Among the records below, which lines contain the string "about"? Report them.

Dataset rows for apps and sites:

== Segment start ==

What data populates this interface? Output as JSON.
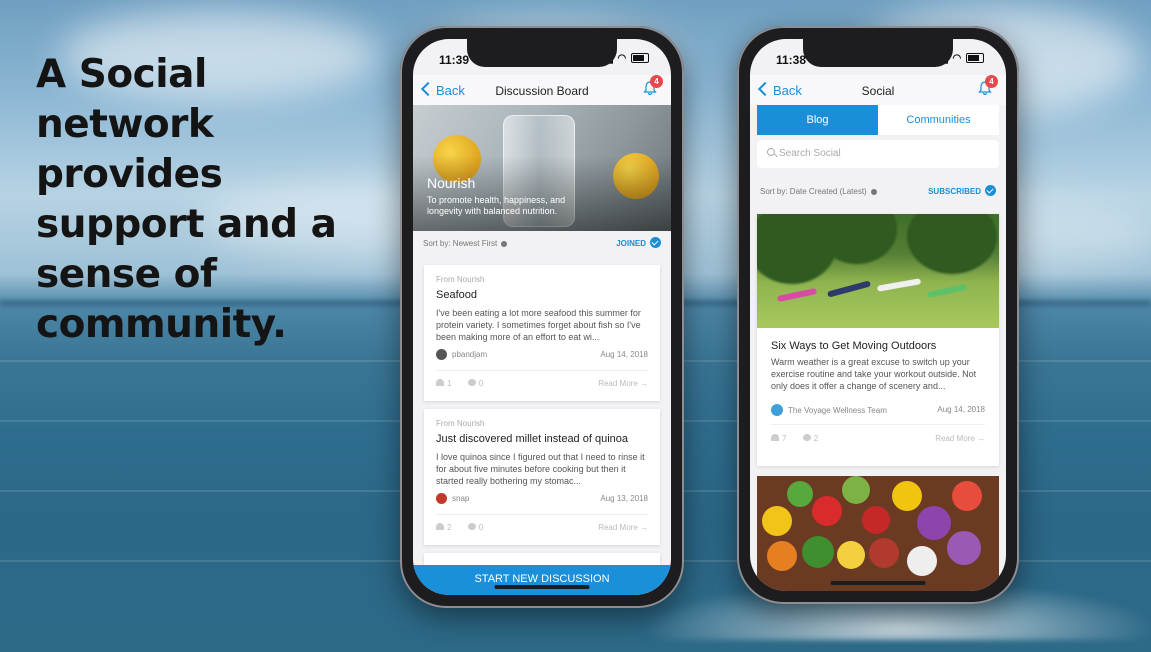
{
  "slide": {
    "headline": "A Social network provides support and a sense of community."
  },
  "colors": {
    "accent": "#1a8fd8",
    "badge": "#e8474b",
    "button": "#1b8fd9"
  },
  "left_phone": {
    "status_time": "11:39",
    "back_label": "Back",
    "title": "Discussion Board",
    "notification_count": "4",
    "hero": {
      "title": "Nourish",
      "subtitle": "To promote health, happiness, and longevity with balanced nutrition."
    },
    "sort_label": "Sort by: Newest First",
    "joined_label": "JOINED",
    "posts": [
      {
        "from": "From Nourish",
        "title": "Seafood",
        "body": "I've been eating a lot more seafood this summer for protein variety. I sometimes forget about fish so I've been making more of an effort to eat wi...",
        "author": "pbandjam",
        "date": "Aug 14, 2018",
        "likes": "1",
        "comments": "0",
        "read_more": "Read More →"
      },
      {
        "from": "From Nourish",
        "title": "Just discovered millet instead of quinoa",
        "body": "I love quinoa since I figured out that I need to rinse it for about five minutes before cooking but then it started really bothering my stomac...",
        "author": "snap",
        "date": "Aug 13, 2018",
        "likes": "2",
        "comments": "0",
        "read_more": "Read More →"
      }
    ],
    "start_button": "START NEW DISCUSSION"
  },
  "right_phone": {
    "status_time": "11:38",
    "back_label": "Back",
    "title": "Social",
    "notification_count": "4",
    "tabs": [
      "Blog",
      "Communities"
    ],
    "search_placeholder": "Search Social",
    "sort_label": "Sort by: Date Created (Latest)",
    "subscribed_label": "SUBSCRIBED",
    "blog": {
      "title": "Six Ways to Get Moving Outdoors",
      "body": "Warm weather is a great excuse to switch up your exercise routine and take your workout outside. Not only does it offer a change of scenery and...",
      "author": "The Voyage Wellness Team",
      "date": "Aug 14, 2018",
      "likes": "7",
      "comments": "2",
      "read_more": "Read More →"
    }
  }
}
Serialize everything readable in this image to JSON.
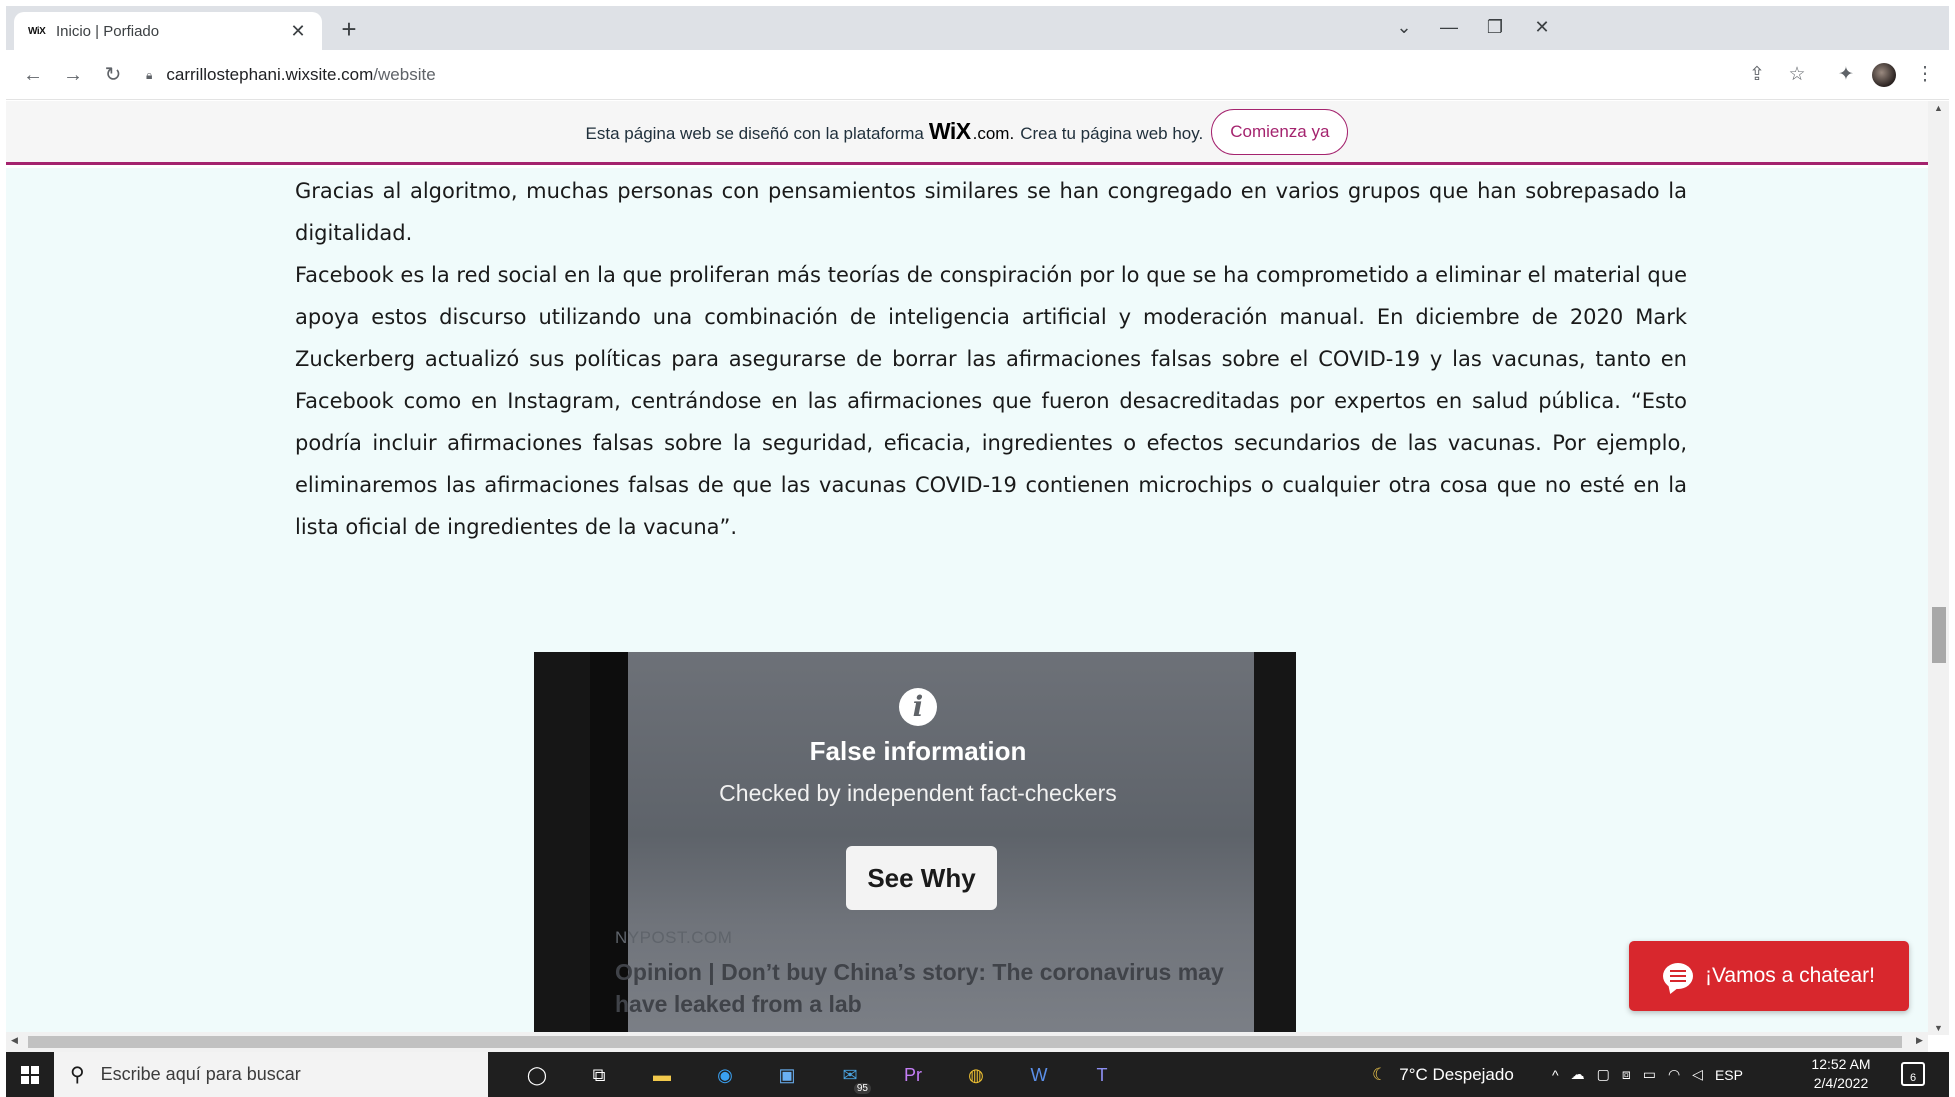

== Segment end ==

SOLVED PROBLEM:
        "body": "I've been eating a lot more seafood this summer for protein variety. I sometimes forget about fish so I've been making more of an effort to eat wi...",
        "body": "I love quinoa since I figured out that I need to rinse it for about five minutes before cooking but then it started really bothering my stomac...",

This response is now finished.